| REQUEST |
Every record below is to be retyped exactly.

--- BEGIN DATASET RECORDS ---

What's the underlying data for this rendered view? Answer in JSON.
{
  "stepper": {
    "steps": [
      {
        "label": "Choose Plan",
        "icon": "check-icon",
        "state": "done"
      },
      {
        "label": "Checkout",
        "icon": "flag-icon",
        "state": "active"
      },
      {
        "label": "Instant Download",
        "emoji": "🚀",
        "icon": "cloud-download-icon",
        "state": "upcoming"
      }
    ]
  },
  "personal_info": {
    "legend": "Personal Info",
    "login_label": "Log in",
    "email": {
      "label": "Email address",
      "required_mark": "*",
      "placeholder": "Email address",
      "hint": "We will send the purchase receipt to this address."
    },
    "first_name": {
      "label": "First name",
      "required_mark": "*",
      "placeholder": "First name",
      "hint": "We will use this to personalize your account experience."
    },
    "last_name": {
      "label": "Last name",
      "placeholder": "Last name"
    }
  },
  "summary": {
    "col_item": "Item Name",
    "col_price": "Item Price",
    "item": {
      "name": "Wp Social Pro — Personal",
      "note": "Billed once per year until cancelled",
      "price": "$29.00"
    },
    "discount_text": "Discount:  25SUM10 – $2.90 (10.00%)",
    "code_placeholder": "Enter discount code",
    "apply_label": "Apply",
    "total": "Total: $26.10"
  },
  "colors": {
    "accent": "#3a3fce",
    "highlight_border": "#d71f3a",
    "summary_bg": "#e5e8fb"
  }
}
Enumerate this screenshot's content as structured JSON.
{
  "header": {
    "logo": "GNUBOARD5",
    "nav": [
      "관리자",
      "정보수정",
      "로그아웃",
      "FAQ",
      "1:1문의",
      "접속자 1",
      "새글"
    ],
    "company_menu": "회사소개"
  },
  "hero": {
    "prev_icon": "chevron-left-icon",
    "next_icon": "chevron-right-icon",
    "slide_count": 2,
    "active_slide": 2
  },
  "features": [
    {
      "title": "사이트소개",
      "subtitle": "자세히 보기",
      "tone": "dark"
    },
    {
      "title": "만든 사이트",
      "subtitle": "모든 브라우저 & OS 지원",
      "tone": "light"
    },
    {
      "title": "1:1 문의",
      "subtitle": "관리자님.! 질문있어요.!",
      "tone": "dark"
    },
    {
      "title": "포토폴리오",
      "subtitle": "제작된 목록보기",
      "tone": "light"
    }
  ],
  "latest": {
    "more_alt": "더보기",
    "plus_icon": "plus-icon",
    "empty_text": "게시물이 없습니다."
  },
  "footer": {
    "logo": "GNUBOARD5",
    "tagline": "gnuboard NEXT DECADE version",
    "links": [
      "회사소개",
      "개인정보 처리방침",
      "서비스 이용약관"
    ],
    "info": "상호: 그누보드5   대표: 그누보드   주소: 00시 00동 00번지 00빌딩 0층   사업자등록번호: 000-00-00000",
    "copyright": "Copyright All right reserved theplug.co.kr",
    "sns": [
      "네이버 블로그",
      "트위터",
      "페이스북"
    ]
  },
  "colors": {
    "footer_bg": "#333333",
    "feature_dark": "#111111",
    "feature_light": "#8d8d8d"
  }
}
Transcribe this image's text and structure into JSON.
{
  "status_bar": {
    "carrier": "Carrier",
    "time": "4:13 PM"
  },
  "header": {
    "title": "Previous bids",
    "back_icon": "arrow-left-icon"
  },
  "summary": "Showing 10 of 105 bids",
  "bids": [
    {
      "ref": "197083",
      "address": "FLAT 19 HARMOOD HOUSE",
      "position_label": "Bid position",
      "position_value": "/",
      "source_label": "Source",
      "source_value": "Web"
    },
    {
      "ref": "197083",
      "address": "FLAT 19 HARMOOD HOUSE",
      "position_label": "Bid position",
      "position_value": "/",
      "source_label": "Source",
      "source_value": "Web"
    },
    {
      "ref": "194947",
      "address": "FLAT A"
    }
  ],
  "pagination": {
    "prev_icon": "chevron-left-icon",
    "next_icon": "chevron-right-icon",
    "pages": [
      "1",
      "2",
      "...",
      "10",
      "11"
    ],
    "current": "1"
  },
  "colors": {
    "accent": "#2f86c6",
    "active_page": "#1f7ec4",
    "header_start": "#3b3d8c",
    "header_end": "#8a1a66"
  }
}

--- END DATASET RECORDS ---

| WRITTEN SOLUTION |
What's the underlying data for this rendered view? Answer in JSON.
{
  "stepper": {
    "steps": [
      {
        "label": "Choose Plan",
        "icon": "check-icon",
        "state": "done"
      },
      {
        "label": "Checkout",
        "icon": "flag-icon",
        "state": "active"
      },
      {
        "label": "Instant Download",
        "emoji": "🚀",
        "icon": "cloud-download-icon",
        "state": "upcoming"
      }
    ]
  },
  "personal_info": {
    "legend": "Personal Info",
    "login_label": "Log in",
    "email": {
      "label": "Email address",
      "required_mark": "*",
      "placeholder": "Email address",
      "hint": "We will send the purchase receipt to this address."
    },
    "first_name": {
      "label": "First name",
      "required_mark": "*",
      "placeholder": "First name",
      "hint": "We will use this to personalize your account experience."
    },
    "last_name": {
      "label": "Last name",
      "placeholder": "Last name"
    }
  },
  "summary": {
    "col_item": "Item Name",
    "col_price": "Item Price",
    "item": {
      "name": "Wp Social Pro — Personal",
      "note": "Billed once per year until cancelled",
      "price": "$29.00"
    },
    "discount_text": "Discount:  25SUM10 – $2.90 (10.00%)",
    "code_placeholder": "Enter discount code",
    "apply_label": "Apply",
    "total": "Total: $26.10"
  },
  "colors": {
    "accent": "#3a3fce",
    "highlight_border": "#d71f3a",
    "summary_bg": "#e5e8fb"
  }
}
Enumerate this screenshot's content as structured JSON.
{
  "header": {
    "logo": "GNUBOARD5",
    "nav": [
      "관리자",
      "정보수정",
      "로그아웃",
      "FAQ",
      "1:1문의",
      "접속자 1",
      "새글"
    ],
    "company_menu": "회사소개"
  },
  "hero": {
    "prev_icon": "chevron-left-icon",
    "next_icon": "chevron-right-icon",
    "slide_count": 2,
    "active_slide": 2
  },
  "features": [
    {
      "title": "사이트소개",
      "subtitle": "자세히 보기",
      "tone": "dark"
    },
    {
      "title": "만든 사이트",
      "subtitle": "모든 브라우저 & OS 지원",
      "tone": "light"
    },
    {
      "title": "1:1 문의",
      "subtitle": "관리자님.! 질문있어요.!",
      "tone": "dark"
    },
    {
      "title": "포토폴리오",
      "subtitle": "제작된 목록보기",
      "tone": "light"
    }
  ],
  "latest": {
    "more_alt": "더보기",
    "plus_icon": "plus-icon",
    "empty_text": "게시물이 없습니다."
  },
  "footer": {
    "logo": "GNUBOARD5",
    "tagline": "gnuboard NEXT DECADE version",
    "links": [
      "회사소개",
      "개인정보 처리방침",
      "서비스 이용약관"
    ],
    "info": "상호: 그누보드5   대표: 그누보드   주소: 00시 00동 00번지 00빌딩 0층   사업자등록번호: 000-00-00000",
    "copyright": "Copyright All right reserved theplug.co.kr",
    "sns": [
      "네이버 블로그",
      "트위터",
      "페이스북"
    ]
  },
  "colors": {
    "footer_bg": "#333333",
    "feature_dark": "#111111",
    "feature_light": "#8d8d8d"
  }
}
Transcribe this image's text and structure into JSON.
{
  "status_bar": {
    "carrier": "Carrier",
    "time": "4:13 PM"
  },
  "header": {
    "title": "Previous bids",
    "back_icon": "arrow-left-icon"
  },
  "summary": "Showing 10 of 105 bids",
  "bids": [
    {
      "ref": "197083",
      "address": "FLAT 19 HARMOOD HOUSE",
      "position_label": "Bid position",
      "position_value": "/",
      "source_label": "Source",
      "source_value": "Web"
    },
    {
      "ref": "197083",
      "address": "FLAT 19 HARMOOD HOUSE",
      "position_label": "Bid position",
      "position_value": "/",
      "source_label": "Source",
      "source_value": "Web"
    },
    {
      "ref": "194947",
      "address": "FLAT A"
    }
  ],
  "pagination": {
    "prev_icon": "chevron-left-icon",
    "next_icon": "chevron-right-icon",
    "pages": [
      "1",
      "2",
      "...",
      "10",
      "11"
    ],
    "current": "1"
  },
  "colors": {
    "accent": "#2f86c6",
    "active_page": "#1f7ec4",
    "header_start": "#3b3d8c",
    "header_end": "#8a1a66"
  }
}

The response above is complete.